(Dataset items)
## begin

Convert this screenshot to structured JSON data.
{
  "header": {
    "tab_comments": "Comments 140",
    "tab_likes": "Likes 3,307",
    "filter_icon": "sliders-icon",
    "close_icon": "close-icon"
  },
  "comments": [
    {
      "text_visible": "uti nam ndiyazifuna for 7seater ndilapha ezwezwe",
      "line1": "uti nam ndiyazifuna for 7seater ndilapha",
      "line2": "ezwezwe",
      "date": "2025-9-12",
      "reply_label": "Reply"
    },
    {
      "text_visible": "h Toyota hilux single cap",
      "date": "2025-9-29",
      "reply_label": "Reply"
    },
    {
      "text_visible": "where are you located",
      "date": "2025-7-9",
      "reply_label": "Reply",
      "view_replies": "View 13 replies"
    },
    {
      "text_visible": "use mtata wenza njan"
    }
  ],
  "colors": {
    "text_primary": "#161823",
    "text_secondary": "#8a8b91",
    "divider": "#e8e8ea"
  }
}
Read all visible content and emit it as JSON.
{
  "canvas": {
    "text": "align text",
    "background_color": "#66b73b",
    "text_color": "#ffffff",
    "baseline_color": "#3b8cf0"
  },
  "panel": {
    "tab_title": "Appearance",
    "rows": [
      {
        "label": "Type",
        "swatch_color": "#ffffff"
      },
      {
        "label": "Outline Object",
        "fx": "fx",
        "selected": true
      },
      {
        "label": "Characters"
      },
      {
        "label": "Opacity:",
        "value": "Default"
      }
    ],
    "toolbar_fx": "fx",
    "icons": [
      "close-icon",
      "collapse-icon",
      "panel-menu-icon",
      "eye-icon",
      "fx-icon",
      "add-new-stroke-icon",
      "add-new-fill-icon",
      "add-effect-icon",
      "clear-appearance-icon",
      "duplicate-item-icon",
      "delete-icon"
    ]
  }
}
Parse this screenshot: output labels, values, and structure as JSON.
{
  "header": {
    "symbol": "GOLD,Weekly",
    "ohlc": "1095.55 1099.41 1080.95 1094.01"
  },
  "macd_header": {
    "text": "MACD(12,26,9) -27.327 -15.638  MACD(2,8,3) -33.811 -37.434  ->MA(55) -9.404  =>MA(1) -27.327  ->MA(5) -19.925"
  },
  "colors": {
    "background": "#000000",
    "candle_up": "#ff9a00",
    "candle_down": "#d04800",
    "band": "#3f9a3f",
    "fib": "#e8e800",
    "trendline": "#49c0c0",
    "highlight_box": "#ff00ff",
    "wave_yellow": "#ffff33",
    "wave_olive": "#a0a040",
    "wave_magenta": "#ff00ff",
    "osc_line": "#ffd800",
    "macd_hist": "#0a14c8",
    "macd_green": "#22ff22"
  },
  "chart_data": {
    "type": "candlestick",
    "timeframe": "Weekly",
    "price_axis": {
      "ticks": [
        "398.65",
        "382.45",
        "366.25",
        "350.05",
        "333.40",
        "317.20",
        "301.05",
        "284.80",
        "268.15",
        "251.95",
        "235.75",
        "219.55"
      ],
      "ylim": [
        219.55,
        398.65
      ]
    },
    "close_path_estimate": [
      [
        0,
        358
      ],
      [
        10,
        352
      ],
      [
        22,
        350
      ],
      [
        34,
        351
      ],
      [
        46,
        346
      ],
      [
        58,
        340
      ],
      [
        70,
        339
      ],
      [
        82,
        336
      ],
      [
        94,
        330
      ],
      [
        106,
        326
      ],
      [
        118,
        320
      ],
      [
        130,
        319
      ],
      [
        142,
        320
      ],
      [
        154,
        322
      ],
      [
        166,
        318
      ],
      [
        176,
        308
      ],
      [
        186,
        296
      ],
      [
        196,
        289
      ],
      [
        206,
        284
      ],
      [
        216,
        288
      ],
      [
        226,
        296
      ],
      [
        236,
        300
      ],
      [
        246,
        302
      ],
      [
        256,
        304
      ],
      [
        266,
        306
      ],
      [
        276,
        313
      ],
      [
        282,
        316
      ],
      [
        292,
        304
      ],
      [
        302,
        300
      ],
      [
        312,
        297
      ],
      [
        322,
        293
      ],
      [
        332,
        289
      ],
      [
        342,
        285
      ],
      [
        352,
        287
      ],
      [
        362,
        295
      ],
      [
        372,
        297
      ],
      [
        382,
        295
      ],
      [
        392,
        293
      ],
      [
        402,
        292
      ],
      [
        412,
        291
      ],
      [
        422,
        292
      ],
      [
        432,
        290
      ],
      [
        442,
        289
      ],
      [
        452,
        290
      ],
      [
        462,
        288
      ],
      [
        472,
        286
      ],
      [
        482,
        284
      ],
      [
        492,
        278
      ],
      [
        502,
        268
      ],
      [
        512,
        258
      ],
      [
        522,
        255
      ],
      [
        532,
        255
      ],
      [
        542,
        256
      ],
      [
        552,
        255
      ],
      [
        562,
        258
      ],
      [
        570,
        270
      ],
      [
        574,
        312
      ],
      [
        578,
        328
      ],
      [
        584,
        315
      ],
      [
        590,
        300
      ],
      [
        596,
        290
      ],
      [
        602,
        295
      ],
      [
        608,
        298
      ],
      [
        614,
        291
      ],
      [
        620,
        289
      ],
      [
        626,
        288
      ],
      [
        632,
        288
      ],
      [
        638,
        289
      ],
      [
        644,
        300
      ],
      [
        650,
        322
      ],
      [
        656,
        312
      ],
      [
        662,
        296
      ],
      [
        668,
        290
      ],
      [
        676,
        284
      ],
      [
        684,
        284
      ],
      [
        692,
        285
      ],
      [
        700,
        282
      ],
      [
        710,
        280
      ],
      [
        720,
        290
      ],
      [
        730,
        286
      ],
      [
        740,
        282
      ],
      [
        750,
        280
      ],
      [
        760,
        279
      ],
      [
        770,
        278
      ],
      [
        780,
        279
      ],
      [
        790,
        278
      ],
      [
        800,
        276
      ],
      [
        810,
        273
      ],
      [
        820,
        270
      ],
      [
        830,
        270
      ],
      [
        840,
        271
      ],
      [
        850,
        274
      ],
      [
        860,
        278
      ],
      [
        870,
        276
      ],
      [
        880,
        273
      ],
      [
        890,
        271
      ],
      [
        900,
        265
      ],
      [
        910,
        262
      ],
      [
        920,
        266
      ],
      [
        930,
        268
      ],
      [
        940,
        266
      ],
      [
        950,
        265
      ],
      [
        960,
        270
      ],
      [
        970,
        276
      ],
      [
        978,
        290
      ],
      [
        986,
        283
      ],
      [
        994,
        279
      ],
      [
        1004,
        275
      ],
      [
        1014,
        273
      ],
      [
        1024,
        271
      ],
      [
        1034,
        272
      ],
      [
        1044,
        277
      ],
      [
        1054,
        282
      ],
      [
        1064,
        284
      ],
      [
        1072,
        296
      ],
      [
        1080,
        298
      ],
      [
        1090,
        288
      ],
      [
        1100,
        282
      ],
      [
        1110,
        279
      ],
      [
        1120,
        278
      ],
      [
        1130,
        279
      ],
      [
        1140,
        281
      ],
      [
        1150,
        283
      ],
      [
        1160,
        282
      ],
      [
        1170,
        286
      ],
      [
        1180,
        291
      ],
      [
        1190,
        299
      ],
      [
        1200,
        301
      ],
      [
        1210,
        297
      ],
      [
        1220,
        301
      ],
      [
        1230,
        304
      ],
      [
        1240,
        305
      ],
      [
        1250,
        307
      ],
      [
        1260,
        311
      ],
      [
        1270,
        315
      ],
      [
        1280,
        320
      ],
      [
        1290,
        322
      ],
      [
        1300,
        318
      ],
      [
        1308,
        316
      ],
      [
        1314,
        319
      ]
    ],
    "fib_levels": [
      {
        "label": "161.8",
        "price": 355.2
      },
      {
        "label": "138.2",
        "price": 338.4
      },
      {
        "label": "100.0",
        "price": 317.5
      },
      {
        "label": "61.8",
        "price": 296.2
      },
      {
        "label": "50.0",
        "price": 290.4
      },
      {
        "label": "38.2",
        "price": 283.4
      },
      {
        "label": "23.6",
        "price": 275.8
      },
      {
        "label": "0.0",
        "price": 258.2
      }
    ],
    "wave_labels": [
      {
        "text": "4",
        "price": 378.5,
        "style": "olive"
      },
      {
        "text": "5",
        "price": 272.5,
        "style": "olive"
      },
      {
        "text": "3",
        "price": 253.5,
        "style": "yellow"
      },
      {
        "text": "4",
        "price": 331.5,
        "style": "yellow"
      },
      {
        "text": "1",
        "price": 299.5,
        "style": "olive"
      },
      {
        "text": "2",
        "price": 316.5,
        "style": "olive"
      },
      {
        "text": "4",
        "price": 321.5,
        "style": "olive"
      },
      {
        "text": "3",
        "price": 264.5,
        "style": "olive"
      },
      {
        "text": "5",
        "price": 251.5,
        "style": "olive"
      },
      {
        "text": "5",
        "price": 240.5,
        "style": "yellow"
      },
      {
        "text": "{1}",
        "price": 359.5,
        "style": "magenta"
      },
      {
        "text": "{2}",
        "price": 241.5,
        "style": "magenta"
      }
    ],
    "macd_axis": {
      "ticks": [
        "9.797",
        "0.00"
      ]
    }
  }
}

## end

### Goal
Write only the number of lines that include "date".

### Result of the task
3